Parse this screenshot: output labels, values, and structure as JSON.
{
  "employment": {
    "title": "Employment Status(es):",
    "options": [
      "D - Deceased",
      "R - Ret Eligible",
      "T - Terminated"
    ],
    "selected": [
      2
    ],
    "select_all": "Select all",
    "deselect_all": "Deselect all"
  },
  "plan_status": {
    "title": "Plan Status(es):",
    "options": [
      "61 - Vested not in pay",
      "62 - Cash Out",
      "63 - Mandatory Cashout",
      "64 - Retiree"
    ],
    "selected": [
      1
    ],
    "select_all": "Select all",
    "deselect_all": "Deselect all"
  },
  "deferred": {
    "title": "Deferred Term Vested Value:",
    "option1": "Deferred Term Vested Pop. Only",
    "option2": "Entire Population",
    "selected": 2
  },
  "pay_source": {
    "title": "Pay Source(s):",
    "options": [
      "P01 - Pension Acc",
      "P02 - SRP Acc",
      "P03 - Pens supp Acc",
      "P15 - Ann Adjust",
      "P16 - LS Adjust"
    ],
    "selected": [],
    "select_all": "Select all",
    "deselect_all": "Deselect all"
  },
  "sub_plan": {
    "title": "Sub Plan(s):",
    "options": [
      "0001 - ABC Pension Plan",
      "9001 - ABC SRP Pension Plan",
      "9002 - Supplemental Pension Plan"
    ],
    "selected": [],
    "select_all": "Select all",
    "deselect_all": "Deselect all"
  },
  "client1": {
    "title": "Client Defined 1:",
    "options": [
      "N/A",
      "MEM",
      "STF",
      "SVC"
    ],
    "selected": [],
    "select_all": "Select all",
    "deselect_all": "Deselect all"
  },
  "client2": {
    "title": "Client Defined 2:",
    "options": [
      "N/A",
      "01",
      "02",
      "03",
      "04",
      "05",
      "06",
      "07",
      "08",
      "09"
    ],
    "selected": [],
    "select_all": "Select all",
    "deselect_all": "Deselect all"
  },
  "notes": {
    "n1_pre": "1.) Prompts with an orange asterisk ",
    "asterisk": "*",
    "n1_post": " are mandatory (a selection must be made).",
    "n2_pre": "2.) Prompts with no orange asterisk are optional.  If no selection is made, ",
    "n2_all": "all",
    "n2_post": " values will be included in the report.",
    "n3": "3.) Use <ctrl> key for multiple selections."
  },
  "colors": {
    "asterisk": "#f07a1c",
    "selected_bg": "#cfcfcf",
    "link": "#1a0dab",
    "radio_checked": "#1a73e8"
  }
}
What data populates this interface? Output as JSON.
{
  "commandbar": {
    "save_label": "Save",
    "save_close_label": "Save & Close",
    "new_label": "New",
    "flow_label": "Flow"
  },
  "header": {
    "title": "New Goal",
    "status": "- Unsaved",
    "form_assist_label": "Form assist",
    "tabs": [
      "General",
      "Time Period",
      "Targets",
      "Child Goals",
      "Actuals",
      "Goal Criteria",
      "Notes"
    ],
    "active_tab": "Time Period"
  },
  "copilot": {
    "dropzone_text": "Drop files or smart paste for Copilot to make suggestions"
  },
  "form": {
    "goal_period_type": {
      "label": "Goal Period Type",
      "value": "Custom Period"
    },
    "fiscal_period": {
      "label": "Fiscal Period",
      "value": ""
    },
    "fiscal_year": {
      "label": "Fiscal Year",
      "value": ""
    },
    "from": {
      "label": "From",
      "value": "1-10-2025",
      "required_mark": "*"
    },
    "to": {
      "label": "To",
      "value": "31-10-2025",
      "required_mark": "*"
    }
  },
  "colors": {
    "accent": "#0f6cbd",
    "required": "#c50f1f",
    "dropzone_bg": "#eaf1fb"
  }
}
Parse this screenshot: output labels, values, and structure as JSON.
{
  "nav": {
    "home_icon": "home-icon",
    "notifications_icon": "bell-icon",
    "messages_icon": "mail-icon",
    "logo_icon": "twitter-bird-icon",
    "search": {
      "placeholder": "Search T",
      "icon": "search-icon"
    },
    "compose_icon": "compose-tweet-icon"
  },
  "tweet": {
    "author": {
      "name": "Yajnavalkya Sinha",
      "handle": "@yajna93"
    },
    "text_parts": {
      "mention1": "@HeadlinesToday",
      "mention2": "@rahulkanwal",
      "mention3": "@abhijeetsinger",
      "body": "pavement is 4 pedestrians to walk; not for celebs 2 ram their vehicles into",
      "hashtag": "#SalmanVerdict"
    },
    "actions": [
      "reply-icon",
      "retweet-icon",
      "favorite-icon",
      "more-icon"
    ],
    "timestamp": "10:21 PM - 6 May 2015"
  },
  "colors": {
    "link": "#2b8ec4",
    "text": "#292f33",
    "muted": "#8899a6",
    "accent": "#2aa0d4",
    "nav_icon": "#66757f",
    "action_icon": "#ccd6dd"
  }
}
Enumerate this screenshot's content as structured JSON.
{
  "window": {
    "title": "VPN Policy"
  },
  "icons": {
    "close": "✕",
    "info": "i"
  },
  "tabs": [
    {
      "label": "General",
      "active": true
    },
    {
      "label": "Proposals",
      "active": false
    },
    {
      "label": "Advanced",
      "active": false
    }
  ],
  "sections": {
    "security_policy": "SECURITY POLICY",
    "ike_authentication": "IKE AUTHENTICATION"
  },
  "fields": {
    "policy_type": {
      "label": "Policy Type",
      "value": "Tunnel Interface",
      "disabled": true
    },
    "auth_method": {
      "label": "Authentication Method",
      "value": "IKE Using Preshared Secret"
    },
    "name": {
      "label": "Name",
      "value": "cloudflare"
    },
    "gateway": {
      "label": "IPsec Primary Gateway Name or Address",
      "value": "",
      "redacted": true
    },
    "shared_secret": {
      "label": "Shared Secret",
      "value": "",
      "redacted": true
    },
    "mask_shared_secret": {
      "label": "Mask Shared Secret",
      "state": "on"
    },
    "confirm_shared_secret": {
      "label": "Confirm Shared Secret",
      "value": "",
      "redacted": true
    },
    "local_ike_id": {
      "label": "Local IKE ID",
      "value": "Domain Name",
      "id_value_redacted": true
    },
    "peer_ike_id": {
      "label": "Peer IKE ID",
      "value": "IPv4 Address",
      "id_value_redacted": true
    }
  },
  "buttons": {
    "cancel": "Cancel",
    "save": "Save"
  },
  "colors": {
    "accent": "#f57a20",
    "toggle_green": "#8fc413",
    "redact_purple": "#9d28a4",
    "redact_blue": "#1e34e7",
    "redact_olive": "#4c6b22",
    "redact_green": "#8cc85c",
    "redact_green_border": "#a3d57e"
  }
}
_____
Tally the lines of the data that contain the string "JSON" and report the total alone.

## [RESULT OF THIS TASK]
4